# Input
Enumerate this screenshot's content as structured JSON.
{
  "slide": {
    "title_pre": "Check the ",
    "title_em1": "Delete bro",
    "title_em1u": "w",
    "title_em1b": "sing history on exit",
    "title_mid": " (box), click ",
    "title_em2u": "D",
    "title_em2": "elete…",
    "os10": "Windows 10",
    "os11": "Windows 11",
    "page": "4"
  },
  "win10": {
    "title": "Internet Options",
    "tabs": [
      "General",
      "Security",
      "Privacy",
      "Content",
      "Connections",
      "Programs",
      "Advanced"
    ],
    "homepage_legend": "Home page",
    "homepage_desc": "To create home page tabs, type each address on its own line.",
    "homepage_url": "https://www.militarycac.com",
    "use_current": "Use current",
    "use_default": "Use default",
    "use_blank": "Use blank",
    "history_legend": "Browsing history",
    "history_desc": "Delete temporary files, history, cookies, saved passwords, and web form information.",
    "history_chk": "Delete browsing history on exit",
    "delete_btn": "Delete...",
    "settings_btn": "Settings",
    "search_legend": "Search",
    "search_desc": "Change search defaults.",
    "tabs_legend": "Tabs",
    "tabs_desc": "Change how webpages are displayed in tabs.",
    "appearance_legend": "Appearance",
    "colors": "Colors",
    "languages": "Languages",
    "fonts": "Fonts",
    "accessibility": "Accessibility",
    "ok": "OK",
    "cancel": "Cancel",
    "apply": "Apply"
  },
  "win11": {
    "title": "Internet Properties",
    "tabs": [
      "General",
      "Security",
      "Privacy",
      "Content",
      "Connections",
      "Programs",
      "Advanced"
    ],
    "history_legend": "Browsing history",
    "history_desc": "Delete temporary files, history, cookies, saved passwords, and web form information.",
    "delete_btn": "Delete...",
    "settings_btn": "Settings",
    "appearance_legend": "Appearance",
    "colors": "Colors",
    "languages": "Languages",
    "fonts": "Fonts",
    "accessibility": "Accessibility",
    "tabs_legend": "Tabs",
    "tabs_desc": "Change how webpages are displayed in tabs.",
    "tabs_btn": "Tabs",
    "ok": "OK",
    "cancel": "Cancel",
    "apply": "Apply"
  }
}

# Short task
Return all of the data word for word.

# Complete response
Enumerate this screenshot's content as structured JSON.
{
  "slide": {
    "title_pre": "Check the ",
    "title_em1": "Delete bro",
    "title_em1u": "w",
    "title_em1b": "sing history on exit",
    "title_mid": " (box), click ",
    "title_em2u": "D",
    "title_em2": "elete…",
    "os10": "Windows 10",
    "os11": "Windows 11",
    "page": "4"
  },
  "win10": {
    "title": "Internet Options",
    "tabs": [
      "General",
      "Security",
      "Privacy",
      "Content",
      "Connections",
      "Programs",
      "Advanced"
    ],
    "homepage_legend": "Home page",
    "homepage_desc": "To create home page tabs, type each address on its own line.",
    "homepage_url": "https://www.militarycac.com",
    "use_current": "Use current",
    "use_default": "Use default",
    "use_blank": "Use blank",
    "history_legend": "Browsing history",
    "history_desc": "Delete temporary files, history, cookies, saved passwords, and web form information.",
    "history_chk": "Delete browsing history on exit",
    "delete_btn": "Delete...",
    "settings_btn": "Settings",
    "search_legend": "Search",
    "search_desc": "Change search defaults.",
    "tabs_legend": "Tabs",
    "tabs_desc": "Change how webpages are displayed in tabs.",
    "appearance_legend": "Appearance",
    "colors": "Colors",
    "languages": "Languages",
    "fonts": "Fonts",
    "accessibility": "Accessibility",
    "ok": "OK",
    "cancel": "Cancel",
    "apply": "Apply"
  },
  "win11": {
    "title": "Internet Properties",
    "tabs": [
      "General",
      "Security",
      "Privacy",
      "Content",
      "Connections",
      "Programs",
      "Advanced"
    ],
    "history_legend": "Browsing history",
    "history_desc": "Delete temporary files, history, cookies, saved passwords, and web form information.",
    "delete_btn": "Delete...",
    "settings_btn": "Settings",
    "appearance_legend": "Appearance",
    "colors": "Colors",
    "languages": "Languages",
    "fonts": "Fonts",
    "accessibility": "Accessibility",
    "tabs_legend": "Tabs",
    "tabs_desc": "Change how webpages are displayed in tabs.",
    "tabs_btn": "Tabs",
    "ok": "OK",
    "cancel": "Cancel",
    "apply": "Apply"
  }
}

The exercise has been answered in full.